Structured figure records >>
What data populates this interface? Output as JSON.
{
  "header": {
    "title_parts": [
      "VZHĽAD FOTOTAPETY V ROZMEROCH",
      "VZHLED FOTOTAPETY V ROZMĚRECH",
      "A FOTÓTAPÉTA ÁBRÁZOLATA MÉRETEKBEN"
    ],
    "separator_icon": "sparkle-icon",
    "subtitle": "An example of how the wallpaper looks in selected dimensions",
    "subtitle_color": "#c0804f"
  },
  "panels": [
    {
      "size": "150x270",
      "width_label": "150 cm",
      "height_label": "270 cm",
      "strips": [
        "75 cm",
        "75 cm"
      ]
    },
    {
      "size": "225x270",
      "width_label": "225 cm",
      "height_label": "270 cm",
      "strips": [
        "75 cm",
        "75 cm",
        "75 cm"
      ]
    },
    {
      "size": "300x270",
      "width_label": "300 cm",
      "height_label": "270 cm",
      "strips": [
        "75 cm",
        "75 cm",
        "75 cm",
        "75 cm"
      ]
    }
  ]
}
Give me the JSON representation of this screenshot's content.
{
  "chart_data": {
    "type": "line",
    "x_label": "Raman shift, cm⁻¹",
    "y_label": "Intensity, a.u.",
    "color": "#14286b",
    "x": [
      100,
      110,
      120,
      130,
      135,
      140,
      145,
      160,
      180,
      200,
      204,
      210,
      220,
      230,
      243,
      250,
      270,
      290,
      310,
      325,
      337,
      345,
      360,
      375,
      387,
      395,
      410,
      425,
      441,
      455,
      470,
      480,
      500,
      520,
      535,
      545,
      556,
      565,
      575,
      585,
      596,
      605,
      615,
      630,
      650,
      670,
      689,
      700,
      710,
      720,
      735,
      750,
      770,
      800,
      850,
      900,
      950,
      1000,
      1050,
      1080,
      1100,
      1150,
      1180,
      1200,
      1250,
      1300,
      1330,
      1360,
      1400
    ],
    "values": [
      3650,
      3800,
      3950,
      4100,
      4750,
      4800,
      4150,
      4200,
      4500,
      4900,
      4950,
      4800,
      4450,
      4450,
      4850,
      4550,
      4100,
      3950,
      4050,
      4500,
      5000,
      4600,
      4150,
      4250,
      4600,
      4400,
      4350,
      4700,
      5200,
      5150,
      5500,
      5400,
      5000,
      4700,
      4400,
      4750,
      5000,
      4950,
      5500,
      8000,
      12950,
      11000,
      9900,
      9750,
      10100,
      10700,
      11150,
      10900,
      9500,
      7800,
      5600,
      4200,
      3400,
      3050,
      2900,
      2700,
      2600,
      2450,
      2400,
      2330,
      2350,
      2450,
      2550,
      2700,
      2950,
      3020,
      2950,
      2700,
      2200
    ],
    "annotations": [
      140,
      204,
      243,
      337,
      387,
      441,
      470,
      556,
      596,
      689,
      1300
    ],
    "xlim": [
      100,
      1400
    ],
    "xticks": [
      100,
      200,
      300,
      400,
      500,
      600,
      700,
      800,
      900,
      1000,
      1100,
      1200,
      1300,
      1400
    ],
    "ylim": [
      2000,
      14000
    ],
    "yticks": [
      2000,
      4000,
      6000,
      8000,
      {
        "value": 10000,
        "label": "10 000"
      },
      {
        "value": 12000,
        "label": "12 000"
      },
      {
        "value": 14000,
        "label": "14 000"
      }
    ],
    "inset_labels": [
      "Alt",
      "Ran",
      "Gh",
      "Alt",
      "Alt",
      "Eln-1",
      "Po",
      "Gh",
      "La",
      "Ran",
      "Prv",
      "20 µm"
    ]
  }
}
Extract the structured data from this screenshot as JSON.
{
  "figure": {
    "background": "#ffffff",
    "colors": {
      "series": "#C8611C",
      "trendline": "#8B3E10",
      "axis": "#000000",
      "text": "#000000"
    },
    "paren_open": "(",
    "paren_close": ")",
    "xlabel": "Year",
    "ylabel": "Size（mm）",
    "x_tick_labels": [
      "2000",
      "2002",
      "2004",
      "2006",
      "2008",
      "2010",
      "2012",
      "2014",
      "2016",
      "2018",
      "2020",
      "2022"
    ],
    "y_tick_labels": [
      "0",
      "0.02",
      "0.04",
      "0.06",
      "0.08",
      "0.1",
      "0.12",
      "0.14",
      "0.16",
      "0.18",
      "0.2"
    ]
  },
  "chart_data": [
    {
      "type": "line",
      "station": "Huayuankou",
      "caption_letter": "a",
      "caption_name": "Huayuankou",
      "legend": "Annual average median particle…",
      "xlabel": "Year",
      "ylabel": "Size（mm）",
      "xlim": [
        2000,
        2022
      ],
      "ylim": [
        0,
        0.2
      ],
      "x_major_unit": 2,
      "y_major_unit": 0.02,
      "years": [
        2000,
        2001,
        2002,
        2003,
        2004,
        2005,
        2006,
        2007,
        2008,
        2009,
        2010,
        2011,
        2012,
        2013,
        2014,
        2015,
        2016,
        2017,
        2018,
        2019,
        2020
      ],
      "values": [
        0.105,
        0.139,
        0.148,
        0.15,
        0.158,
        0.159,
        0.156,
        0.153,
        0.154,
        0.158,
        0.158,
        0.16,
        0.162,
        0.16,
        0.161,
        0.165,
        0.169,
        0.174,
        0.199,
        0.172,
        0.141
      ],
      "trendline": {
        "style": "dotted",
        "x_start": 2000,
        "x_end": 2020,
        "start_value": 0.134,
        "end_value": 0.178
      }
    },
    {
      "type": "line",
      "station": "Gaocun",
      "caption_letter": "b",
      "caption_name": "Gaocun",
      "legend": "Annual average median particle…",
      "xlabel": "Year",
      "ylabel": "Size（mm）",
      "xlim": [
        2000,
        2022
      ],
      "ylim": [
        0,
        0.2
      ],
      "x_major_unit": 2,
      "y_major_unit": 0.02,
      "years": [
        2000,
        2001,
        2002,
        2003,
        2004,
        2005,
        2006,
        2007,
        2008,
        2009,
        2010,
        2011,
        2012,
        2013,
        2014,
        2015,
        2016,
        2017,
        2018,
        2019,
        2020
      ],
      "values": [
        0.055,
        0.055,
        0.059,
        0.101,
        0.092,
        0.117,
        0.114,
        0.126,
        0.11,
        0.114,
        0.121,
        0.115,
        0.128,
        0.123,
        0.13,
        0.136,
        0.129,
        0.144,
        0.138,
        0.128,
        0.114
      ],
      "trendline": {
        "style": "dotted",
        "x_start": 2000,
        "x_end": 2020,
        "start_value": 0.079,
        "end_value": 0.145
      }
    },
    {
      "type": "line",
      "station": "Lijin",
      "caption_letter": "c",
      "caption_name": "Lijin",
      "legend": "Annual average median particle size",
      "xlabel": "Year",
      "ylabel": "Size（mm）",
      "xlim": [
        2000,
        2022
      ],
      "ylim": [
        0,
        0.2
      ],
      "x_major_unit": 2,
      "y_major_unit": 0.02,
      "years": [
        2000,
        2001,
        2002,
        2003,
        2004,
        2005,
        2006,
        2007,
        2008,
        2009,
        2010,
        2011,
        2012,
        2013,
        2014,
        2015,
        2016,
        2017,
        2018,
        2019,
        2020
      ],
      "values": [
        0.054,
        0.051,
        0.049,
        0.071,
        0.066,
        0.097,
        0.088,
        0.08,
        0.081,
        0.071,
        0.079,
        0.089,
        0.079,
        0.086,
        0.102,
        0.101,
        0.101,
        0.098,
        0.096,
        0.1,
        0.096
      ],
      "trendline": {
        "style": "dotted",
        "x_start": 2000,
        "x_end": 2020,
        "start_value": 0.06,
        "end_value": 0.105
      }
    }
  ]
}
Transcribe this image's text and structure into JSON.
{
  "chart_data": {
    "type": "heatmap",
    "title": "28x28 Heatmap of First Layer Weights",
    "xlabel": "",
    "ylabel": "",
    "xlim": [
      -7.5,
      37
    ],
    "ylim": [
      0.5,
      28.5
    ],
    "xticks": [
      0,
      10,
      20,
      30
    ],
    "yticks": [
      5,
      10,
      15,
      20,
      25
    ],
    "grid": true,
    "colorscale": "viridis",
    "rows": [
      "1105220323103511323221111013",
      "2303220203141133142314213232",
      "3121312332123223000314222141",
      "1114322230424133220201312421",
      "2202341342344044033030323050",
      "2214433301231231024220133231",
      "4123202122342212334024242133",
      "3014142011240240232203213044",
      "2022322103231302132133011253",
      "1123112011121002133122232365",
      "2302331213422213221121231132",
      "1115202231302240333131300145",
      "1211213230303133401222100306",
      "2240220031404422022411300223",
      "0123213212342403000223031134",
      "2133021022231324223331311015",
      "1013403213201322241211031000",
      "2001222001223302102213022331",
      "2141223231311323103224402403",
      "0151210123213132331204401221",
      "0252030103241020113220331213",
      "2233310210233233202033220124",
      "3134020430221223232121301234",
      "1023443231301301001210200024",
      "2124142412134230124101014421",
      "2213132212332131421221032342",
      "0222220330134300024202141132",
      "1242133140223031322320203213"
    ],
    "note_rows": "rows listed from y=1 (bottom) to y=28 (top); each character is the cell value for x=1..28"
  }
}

Stated goal >>
Write the number of lines containing the word "station" and nothing besides it.

Answer to the exercise >>
3